___ Trecho para leitura
Em termos econômicos, o Japão está mundialmente em terceiro lugar, superado pelos Estados Unidos (1º) e pela China (2ª). Foto: Freepik

O país superou o ciclo das guerras internas com a força advinda do subsolo de sua muito enraizada e disseminada cultura espiritual, milenarmente resultante da soma de um intrincado hibridismo religioso. Ou seja: de uma mistura advinda da superposição do vasto leque de tradições e práticas espirituais, em uma fertilização cruzada que foi se entranhado na alma do povo japonês à medida em que se acentuavam os sanguinários embates, como os da era medieval, no período 1185/1603.

Tal caldo da cultura espiritual permanece suavemente vivo no Japão de hoje, em um espaço de tempo de 420 anos, contados a partir do fim da Idade Medieval. A porosa rede das várias religiões medievais trouxe consigo um conjunto de divindades de deuses locais. O Japão era, do lado dos seguidores das múltiplas correntes espirituais, a terra dos deuses. E, do
lado dos senhores feudais (que se digladiavam com as espadas e armaduras de seus samurais), o Japão era a terra de demônios.

A história do Japão, até o século XIX, foi pontilhada de conflitos internos. Sangrentos embates espaçadamente aconteceram mesmo antes da era medieval. Mas já faz quase oitenta anos (isto é, desde o fim da Segunda Guerra Mundial), que o Japão gradativamente foi se projetando como a grande referência global de uma país próspero e pacífico. Com invejáveis coesão comunitária e bem-estar social, tornou-se a terceira maior economia do planeta, ultrapassada apenas pelos Estados Unidos e pela China.

"Falo do velho Japão porque, das cinzas do velho Japão, surgiu um novo Japão."
SHIGERU YOSHIDA, diplomata e ex-primeiro-ministro (1946/1947 e 1948/1954)

Além de superar o longo período de lutas civis e senhoriais, os japoneses conseguiram o feito de contornar as adversidades inerentes a uma fragmentada geografia. O território nacional é a soma de quatro ilhas principais e mais 3,9 mil ilhas menores, somando uma área total de 378 mil quilômetros quadrados, sendo que 85% do solo é ocupado por montanhas. Em todo
arquipélago restam apenas 15% de solo agricultável.

Comparativamente, o território brasileiro é 22,5 vezes maior do que o do Japão (o 62º do mundo). No ‘ranking’ populacional, o quinto é o Brasil; o Japão, o décimo-primeiro. Porém, em termos econômicos, o Japão está mundialmente em terceiro lugar, superado pelos Estados Unidos (1º) e pela China (2ª). Depois do Japão (3º), vêm a Alemanha (4º), o Reino Unido (5º), a França (6º), Índia (7º), a Itália (8º), o Brasil (9º) e o Canadá (10º).
______
___ Dados fornecidos
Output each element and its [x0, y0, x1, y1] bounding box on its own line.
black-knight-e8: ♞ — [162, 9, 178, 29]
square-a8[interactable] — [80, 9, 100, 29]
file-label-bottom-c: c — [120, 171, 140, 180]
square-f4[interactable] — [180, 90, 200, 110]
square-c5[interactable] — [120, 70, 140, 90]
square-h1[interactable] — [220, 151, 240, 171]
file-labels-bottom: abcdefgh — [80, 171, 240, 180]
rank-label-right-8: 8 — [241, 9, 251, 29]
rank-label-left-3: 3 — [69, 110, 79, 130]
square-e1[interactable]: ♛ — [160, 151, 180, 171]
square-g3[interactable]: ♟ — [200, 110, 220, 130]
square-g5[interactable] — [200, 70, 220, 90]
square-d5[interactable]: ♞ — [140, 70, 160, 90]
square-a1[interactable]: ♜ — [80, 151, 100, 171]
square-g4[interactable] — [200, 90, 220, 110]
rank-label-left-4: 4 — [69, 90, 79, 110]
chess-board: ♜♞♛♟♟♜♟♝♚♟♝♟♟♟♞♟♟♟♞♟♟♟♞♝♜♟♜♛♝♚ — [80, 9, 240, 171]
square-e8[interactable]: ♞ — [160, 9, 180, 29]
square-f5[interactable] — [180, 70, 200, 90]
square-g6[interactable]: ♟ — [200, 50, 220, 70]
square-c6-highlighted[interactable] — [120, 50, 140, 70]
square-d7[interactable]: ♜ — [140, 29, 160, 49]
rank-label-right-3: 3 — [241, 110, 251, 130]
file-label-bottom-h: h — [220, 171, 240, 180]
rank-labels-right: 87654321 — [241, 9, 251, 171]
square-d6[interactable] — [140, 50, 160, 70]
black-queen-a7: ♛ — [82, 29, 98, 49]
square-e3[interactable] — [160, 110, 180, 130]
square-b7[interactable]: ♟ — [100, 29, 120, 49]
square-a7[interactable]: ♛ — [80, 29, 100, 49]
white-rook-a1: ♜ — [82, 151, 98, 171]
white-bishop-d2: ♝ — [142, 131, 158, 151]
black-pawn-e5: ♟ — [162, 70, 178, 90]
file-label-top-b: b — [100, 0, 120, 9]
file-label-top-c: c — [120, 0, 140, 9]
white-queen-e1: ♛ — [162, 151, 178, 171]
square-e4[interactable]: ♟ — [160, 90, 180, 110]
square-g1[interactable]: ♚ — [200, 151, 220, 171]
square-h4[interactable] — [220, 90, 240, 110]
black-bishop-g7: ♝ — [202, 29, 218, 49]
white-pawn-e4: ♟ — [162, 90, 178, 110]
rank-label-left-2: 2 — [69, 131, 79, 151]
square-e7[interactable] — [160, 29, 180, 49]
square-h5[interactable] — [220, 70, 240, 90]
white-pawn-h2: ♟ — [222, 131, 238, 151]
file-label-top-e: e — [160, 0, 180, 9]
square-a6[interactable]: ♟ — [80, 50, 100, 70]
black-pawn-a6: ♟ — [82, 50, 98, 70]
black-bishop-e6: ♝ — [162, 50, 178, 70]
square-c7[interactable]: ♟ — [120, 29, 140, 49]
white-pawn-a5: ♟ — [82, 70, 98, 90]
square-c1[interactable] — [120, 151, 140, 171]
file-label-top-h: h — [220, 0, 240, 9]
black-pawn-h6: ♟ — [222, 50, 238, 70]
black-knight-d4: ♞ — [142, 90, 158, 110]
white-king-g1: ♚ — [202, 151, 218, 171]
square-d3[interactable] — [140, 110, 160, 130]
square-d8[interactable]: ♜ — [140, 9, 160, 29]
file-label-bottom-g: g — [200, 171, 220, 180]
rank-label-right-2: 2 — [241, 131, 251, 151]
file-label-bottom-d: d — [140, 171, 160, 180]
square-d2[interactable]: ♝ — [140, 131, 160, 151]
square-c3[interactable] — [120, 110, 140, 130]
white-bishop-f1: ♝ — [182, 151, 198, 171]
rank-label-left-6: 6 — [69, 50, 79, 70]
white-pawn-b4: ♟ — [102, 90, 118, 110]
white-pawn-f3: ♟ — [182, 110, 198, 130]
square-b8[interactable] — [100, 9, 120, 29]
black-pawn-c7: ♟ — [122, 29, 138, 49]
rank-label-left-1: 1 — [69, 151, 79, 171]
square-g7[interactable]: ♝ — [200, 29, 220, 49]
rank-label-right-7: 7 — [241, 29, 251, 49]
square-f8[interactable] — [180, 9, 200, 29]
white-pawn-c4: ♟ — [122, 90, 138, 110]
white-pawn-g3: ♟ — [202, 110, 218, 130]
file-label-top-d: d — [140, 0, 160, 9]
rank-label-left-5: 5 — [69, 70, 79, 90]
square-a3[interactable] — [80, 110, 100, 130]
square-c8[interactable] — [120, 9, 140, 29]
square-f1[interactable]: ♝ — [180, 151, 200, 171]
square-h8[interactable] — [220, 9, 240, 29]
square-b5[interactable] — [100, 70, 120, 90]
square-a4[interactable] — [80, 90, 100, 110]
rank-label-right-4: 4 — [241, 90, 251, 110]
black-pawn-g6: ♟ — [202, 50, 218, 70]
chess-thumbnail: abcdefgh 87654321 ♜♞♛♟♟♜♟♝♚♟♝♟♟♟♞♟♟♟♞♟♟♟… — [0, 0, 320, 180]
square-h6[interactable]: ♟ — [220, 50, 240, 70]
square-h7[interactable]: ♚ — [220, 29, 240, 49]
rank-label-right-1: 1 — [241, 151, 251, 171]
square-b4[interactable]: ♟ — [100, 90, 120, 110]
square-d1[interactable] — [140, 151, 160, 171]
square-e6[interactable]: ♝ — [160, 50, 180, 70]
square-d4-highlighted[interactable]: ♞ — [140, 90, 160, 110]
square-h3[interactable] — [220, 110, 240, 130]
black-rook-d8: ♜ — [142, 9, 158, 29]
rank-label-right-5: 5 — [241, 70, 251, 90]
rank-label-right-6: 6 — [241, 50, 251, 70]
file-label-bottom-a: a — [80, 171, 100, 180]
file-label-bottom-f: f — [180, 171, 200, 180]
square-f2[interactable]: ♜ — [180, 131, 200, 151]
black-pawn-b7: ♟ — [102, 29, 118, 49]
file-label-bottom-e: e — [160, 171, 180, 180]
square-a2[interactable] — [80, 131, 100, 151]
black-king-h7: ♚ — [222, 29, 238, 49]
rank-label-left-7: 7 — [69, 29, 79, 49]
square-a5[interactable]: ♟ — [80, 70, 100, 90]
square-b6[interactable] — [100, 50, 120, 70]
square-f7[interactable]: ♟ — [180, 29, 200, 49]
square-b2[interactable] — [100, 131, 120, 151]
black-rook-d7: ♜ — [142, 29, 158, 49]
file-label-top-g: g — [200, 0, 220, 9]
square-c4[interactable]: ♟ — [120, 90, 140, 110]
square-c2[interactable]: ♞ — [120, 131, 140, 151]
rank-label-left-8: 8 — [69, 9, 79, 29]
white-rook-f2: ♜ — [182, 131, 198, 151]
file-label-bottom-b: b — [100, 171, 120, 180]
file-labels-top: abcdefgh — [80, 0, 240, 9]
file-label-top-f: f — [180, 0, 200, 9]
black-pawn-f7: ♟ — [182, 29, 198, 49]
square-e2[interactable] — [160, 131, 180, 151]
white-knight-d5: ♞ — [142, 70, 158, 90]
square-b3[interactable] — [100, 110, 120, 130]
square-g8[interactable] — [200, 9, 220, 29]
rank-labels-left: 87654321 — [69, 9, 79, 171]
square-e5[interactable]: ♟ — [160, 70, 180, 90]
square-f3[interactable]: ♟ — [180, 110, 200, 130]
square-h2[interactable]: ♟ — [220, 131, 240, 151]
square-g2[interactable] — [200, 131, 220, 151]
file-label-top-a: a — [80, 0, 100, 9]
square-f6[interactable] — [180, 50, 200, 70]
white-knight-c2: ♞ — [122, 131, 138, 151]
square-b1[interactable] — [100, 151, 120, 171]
______
**Tarefas:**
(1) Liste os países que o texto sobre o Japão coloca depois do Japão na classificação econômica mundial e indique a posição de cada um.
(2) Reproduza o trecho do texto sobre o Japão de "Além de superar" até "de solo agricultável.".
Os dados não têm nenhum papel nesta atividade.

**Respostas:**
(1) Alemanha (4º), Reino Unido (5º), França (6º), Índia (7º), Itália (8º), Brasil (9º) e Canadá (10º).

(2)
Além de superar o longo período de lutas civis e senhoriais, os japoneses conseguiram o feito de contornar as adversidades inerentes a uma fragmentada geografia. O território nacional é a soma de quatro ilhas principais e mais 3,9 mil ilhas menores, somando uma área total de 378 mil quilômetros quadrados, sendo que 85% do solo é ocupado por montanhas. Em todo
arquipélago restam apenas 15% de solo agricultável.